** SHORT PROBLEM **
Locate every line in the records below that holds the word "elementary" and return each one.

[Entries taken from a collection]
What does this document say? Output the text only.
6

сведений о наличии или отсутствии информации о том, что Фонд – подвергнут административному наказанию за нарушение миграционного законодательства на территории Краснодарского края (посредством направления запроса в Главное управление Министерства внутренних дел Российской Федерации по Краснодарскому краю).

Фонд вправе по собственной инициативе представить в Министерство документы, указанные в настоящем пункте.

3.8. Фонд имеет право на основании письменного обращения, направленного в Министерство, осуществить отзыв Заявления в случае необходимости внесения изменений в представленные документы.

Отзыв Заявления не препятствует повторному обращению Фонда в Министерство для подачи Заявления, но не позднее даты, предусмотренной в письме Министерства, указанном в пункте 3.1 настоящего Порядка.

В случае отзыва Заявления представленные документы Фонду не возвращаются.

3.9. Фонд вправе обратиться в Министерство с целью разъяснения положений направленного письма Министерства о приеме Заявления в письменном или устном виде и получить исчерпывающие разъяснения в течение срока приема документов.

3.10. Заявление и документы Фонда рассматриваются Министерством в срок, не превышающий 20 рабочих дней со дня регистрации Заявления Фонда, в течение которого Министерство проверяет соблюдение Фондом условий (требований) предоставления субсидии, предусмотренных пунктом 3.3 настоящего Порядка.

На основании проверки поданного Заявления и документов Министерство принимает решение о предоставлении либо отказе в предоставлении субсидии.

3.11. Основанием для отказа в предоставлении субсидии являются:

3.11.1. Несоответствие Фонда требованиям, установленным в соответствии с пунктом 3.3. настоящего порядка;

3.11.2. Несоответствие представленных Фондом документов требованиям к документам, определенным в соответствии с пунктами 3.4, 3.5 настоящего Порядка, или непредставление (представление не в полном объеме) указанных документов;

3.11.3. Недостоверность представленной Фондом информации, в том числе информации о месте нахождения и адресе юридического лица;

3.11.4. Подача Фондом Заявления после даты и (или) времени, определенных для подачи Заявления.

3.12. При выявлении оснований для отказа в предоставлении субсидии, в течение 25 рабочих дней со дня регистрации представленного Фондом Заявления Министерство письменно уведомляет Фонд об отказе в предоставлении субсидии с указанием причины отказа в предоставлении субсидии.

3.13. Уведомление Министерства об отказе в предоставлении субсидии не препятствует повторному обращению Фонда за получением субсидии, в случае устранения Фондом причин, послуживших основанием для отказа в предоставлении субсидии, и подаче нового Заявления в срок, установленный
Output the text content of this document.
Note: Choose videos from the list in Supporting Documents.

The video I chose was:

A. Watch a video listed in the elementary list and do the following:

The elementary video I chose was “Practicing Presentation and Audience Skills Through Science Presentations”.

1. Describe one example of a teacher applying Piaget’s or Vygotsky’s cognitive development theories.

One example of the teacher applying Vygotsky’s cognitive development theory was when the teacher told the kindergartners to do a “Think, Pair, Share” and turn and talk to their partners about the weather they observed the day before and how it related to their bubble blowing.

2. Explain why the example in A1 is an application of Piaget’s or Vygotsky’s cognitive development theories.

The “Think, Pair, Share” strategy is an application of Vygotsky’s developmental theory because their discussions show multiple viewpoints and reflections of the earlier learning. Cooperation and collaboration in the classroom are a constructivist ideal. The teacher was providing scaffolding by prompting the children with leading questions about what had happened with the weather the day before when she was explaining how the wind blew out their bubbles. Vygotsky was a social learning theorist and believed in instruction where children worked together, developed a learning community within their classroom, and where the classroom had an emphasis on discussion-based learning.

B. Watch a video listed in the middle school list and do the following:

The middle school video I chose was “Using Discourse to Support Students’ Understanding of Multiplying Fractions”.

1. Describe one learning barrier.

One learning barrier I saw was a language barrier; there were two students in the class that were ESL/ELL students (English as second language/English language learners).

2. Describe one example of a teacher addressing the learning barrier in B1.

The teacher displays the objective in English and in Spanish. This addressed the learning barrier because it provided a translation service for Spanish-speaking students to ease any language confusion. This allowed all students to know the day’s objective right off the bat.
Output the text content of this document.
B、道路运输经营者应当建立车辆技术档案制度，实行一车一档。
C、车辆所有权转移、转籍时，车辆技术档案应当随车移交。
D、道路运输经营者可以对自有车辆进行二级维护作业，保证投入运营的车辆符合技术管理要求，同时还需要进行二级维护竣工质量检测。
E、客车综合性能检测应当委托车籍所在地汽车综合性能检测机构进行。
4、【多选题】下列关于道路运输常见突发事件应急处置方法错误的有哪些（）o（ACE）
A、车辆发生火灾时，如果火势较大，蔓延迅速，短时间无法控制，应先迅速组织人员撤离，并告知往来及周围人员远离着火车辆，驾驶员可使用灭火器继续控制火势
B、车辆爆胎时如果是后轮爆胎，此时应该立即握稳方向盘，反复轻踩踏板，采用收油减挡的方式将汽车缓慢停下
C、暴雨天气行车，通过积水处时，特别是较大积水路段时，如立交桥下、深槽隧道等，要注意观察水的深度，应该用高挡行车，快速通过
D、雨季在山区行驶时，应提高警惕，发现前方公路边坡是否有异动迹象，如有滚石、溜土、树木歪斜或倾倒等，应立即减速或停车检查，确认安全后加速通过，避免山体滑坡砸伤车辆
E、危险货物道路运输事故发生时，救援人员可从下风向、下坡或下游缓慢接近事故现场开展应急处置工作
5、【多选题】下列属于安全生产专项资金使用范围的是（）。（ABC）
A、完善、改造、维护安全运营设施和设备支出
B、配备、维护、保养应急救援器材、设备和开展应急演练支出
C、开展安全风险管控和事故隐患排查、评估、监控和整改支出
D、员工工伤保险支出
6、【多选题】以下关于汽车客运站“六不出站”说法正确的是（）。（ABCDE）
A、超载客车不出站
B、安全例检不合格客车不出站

** THE ANSWER **
A. Watch a video listed in the elementary list and do the following:
The elementary video I chose was “Practicing Presentation and Audience Skills Through Science Presentations”.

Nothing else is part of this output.